Dataset records

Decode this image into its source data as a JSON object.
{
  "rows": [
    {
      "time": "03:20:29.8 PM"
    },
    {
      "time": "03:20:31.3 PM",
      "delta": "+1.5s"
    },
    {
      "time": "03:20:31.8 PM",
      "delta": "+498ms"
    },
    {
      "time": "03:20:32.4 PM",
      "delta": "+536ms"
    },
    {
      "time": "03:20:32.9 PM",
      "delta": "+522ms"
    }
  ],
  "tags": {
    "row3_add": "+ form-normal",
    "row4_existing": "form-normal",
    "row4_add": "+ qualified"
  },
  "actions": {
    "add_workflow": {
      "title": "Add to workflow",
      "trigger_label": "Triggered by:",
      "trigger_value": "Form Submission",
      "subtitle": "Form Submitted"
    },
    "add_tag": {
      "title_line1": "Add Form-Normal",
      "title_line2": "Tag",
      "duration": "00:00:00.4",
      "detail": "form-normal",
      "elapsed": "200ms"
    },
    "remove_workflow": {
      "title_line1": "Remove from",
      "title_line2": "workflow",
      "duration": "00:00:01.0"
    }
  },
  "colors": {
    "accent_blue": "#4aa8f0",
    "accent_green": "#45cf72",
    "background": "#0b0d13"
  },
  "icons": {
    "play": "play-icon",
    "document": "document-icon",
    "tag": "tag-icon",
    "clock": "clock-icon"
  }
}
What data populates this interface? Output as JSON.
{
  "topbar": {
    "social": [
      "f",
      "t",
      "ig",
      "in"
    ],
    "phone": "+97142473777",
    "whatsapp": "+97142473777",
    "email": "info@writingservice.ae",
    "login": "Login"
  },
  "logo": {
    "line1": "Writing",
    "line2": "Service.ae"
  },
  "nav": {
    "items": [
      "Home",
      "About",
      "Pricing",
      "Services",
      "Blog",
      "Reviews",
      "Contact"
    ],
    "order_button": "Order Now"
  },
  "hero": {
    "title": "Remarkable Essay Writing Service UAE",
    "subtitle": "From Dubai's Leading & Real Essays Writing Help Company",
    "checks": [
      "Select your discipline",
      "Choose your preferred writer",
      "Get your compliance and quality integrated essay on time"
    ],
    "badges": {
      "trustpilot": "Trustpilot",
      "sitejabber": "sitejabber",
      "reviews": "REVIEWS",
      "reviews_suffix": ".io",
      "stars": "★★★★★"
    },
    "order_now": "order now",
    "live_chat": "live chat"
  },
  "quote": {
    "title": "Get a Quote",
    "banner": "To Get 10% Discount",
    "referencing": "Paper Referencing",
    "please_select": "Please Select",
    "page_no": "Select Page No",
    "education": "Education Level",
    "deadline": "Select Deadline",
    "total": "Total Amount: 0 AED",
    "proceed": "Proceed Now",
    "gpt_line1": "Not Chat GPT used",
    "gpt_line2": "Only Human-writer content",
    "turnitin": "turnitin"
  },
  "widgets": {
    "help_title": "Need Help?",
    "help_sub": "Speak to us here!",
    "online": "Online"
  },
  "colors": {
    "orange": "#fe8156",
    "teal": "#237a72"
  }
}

* EXERCISE PROMPT
Take the listing above and set it down exactly.

* WRITTEN ANSWER
Decode this image into its source data as a JSON object.
{
  "rows": [
    {
      "time": "03:20:29.8 PM"
    },
    {
      "time": "03:20:31.3 PM",
      "delta": "+1.5s"
    },
    {
      "time": "03:20:31.8 PM",
      "delta": "+498ms"
    },
    {
      "time": "03:20:32.4 PM",
      "delta": "+536ms"
    },
    {
      "time": "03:20:32.9 PM",
      "delta": "+522ms"
    }
  ],
  "tags": {
    "row3_add": "+ form-normal",
    "row4_existing": "form-normal",
    "row4_add": "+ qualified"
  },
  "actions": {
    "add_workflow": {
      "title": "Add to workflow",
      "trigger_label": "Triggered by:",
      "trigger_value": "Form Submission",
      "subtitle": "Form Submitted"
    },
    "add_tag": {
      "title_line1": "Add Form-Normal",
      "title_line2": "Tag",
      "duration": "00:00:00.4",
      "detail": "form-normal",
      "elapsed": "200ms"
    },
    "remove_workflow": {
      "title_line1": "Remove from",
      "title_line2": "workflow",
      "duration": "00:00:01.0"
    }
  },
  "colors": {
    "accent_blue": "#4aa8f0",
    "accent_green": "#45cf72",
    "background": "#0b0d13"
  },
  "icons": {
    "play": "play-icon",
    "document": "document-icon",
    "tag": "tag-icon",
    "clock": "clock-icon"
  }
}
What data populates this interface? Output as JSON.
{
  "topbar": {
    "social": [
      "f",
      "t",
      "ig",
      "in"
    ],
    "phone": "+97142473777",
    "whatsapp": "+97142473777",
    "email": "info@writingservice.ae",
    "login": "Login"
  },
  "logo": {
    "line1": "Writing",
    "line2": "Service.ae"
  },
  "nav": {
    "items": [
      "Home",
      "About",
      "Pricing",
      "Services",
      "Blog",
      "Reviews",
      "Contact"
    ],
    "order_button": "Order Now"
  },
  "hero": {
    "title": "Remarkable Essay Writing Service UAE",
    "subtitle": "From Dubai's Leading & Real Essays Writing Help Company",
    "checks": [
      "Select your discipline",
      "Choose your preferred writer",
      "Get your compliance and quality integrated essay on time"
    ],
    "badges": {
      "trustpilot": "Trustpilot",
      "sitejabber": "sitejabber",
      "reviews": "REVIEWS",
      "reviews_suffix": ".io",
      "stars": "★★★★★"
    },
    "order_now": "order now",
    "live_chat": "live chat"
  },
  "quote": {
    "title": "Get a Quote",
    "banner": "To Get 10% Discount",
    "referencing": "Paper Referencing",
    "please_select": "Please Select",
    "page_no": "Select Page No",
    "education": "Education Level",
    "deadline": "Select Deadline",
    "total": "Total Amount: 0 AED",
    "proceed": "Proceed Now",
    "gpt_line1": "Not Chat GPT used",
    "gpt_line2": "Only Human-writer content",
    "turnitin": "turnitin"
  },
  "widgets": {
    "help_title": "Need Help?",
    "help_sub": "Speak to us here!",
    "online": "Online"
  },
  "colors": {
    "orange": "#fe8156",
    "teal": "#237a72"
  }
}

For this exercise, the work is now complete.